Stored entries:
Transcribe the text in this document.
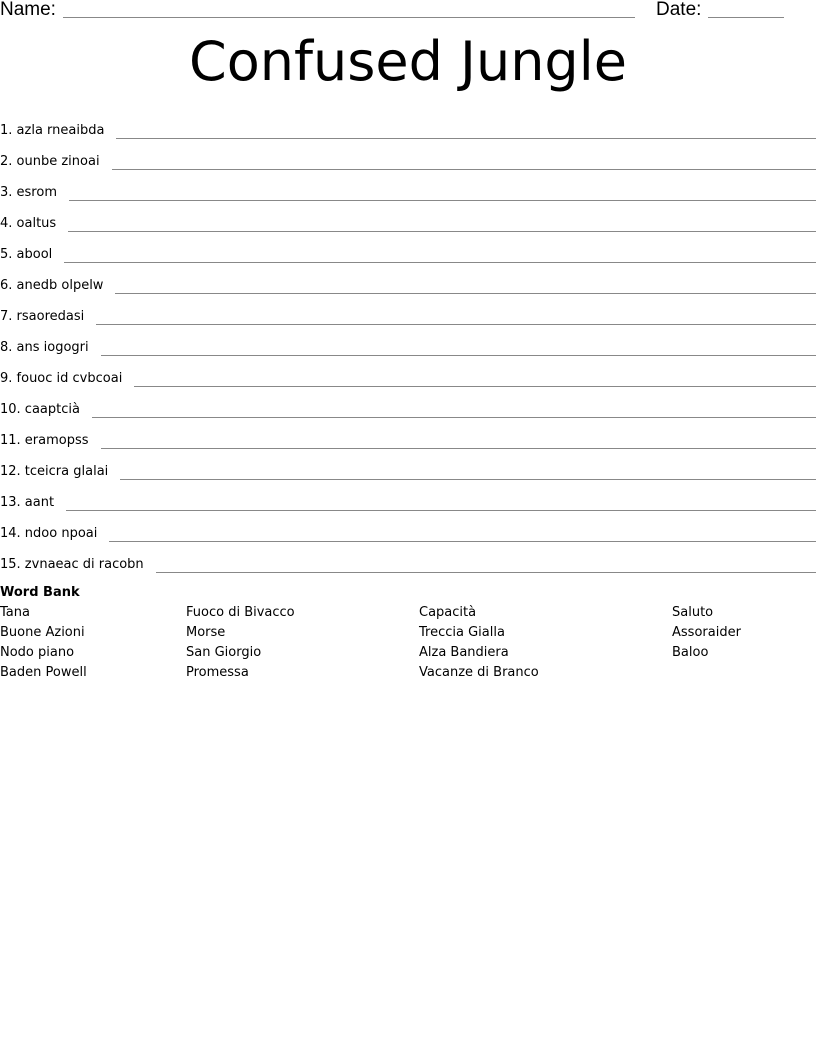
Name:	Date:
Confused Jungle
1. azla rneaibda
2. ounbe zinoai
3. esrom
4. oaltus
5. abool
6. anedb olpelw
7. rsaoredasi
8. ans iogogri
9. fouoc id cvbcoai
10. caaptcià
11. eramopss
12. tceicra glalai
13. aant
14. ndoo npoai
15. zvnaeac di racobn
Word Bank
Tana
Buone Azioni
Nodo piano
Baden Powell
Fuoco di Bivacco
Morse
San Giorgio
Promessa
Capacità
Treccia Gialla
Alza Bandiera
Vacanze di Branco
Saluto
Assoraider
Baloo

### Problem to solve
Write out the material above again, word for word, minus its pictures.

### Result of the task
Transcribe the text in this document.
Name:	Date:
Confused Jungle
1. azla rneaibda
2. ounbe zinoai
3. esrom
4. oaltus
5. abool
6. anedb olpelw
7. rsaoredasi
8. ans iogogri
9. fouoc id cvbcoai
10. caaptcià
11. eramopss
12. tceicra glalai
13. aant
14. ndoo npoai
15. zvnaeac di racobn
Word Bank
Tana
Buone Azioni
Nodo piano
Baden Powell
Fuoco di Bivacco
Morse
San Giorgio
Promessa
Capacità
Treccia Gialla
Alza Bandiera
Vacanze di Branco
Saluto
Assoraider
Baloo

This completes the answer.